## Exercise instructions
From the material below, list every line containing "glyph".

(Stored data)
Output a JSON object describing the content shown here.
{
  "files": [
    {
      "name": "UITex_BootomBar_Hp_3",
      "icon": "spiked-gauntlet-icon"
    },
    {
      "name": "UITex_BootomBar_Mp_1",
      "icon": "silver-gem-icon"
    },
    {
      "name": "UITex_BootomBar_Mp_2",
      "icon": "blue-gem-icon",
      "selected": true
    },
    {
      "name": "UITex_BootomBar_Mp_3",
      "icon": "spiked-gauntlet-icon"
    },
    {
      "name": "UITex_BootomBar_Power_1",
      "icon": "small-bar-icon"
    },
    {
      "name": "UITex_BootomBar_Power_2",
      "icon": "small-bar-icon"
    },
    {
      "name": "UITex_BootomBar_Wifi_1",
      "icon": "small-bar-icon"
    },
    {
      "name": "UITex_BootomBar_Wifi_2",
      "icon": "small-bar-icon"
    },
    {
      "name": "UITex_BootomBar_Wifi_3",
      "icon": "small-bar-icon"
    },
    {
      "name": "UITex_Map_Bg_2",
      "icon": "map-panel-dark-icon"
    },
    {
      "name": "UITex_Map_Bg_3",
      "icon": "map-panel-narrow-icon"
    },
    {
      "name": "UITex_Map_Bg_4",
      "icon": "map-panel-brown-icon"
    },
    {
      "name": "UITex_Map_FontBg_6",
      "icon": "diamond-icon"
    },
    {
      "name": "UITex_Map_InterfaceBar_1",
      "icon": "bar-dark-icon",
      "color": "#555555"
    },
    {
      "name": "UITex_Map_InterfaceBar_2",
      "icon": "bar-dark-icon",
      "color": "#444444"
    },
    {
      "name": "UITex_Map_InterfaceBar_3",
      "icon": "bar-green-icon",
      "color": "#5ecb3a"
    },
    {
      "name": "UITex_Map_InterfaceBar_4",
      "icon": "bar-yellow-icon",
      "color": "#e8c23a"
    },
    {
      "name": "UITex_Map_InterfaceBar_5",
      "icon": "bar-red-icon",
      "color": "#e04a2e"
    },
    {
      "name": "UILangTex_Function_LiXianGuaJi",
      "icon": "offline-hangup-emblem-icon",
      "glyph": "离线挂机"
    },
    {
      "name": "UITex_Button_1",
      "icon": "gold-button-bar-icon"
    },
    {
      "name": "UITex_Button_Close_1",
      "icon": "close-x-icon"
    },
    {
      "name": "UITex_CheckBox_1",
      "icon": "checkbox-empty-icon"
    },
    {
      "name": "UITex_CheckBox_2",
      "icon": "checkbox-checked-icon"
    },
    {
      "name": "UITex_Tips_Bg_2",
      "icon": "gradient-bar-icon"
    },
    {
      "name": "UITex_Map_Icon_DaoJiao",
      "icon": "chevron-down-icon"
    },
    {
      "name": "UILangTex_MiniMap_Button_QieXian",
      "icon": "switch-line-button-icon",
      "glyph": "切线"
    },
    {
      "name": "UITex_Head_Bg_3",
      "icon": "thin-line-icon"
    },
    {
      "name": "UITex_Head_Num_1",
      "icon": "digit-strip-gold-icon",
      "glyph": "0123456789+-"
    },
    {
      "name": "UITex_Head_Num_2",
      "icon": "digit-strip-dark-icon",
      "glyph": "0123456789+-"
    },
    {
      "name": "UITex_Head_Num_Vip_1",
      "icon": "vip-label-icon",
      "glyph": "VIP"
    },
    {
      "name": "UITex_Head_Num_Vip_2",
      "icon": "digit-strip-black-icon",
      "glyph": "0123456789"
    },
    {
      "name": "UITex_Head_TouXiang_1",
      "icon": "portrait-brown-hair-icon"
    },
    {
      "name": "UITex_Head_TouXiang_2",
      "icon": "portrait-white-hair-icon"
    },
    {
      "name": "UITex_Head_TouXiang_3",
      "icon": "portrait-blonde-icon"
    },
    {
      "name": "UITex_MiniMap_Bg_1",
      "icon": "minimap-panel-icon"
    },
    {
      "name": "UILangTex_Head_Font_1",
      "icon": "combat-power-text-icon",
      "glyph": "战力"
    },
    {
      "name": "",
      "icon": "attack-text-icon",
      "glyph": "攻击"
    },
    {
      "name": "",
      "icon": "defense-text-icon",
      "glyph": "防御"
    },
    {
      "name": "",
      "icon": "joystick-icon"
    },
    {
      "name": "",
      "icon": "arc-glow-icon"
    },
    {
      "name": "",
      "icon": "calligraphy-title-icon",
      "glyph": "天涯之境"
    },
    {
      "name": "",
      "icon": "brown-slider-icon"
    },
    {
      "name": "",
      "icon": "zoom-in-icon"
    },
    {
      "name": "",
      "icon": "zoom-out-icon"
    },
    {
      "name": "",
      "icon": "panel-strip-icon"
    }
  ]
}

## Solution to this exercise
      "glyph": "离线挂机"
      "glyph": "切线"
      "glyph": "0123456789+-"
      "glyph": "0123456789+-"
      "glyph": "VIP"
      "glyph": "0123456789"
      "glyph": "战力"
      "glyph": "攻击"
      "glyph": "防御"
      "glyph": "天涯之境"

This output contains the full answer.